What is asked
Give the data again, word for word.

Data supplied
****************************************
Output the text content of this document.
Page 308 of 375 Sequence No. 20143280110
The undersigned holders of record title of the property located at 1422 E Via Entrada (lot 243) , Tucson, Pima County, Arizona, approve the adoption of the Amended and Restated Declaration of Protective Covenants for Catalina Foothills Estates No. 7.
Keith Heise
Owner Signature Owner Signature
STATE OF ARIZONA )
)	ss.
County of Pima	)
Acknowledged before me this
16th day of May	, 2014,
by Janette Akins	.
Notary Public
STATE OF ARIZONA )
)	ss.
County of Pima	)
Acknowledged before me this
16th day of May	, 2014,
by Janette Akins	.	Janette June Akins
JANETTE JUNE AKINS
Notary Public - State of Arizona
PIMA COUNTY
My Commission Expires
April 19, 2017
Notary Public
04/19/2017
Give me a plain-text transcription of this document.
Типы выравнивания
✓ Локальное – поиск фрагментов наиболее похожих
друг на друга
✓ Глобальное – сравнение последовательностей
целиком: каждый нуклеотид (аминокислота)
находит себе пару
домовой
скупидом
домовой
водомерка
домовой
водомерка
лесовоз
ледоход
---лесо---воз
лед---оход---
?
****************************************
Solution to this exercise
Output the text content of this document.
Page 308 of 375 Sequence No. 20143280110
The undersigned holders of record title of the property located at 1422 E Via Entrada (lot 243) , Tucson, Pima County, Arizona, approve the adoption of the Amended and Restated Declaration of Protective Covenants for Catalina Foothills Estates No. 7.
Keith Heise
Owner Signature Owner Signature
STATE OF ARIZONA )
)	ss.
County of Pima	)
Acknowledged before me this
16th day of May	, 2014,
by Janette Akins	.
Notary Public
STATE OF ARIZONA )
)	ss.
County of Pima	)
Acknowledged before me this
16th day of May	, 2014,
by Janette Akins	.	Janette June Akins
JANETTE JUNE AKINS
Notary Public - State of Arizona
PIMA COUNTY
My Commission Expires
April 19, 2017
Notary Public
04/19/2017
Give me a plain-text transcription of this document.
Типы выравнивания
✓ Локальное – поиск фрагментов наиболее похожих
друг на друга
✓ Глобальное – сравнение последовательностей
целиком: каждый нуклеотид (аминокислота)
находит себе пару
домовой
скупидом
домовой
водомерка
домовой
водомерка
лесовоз
ледоход
---лесо---воз
лед---оход---
?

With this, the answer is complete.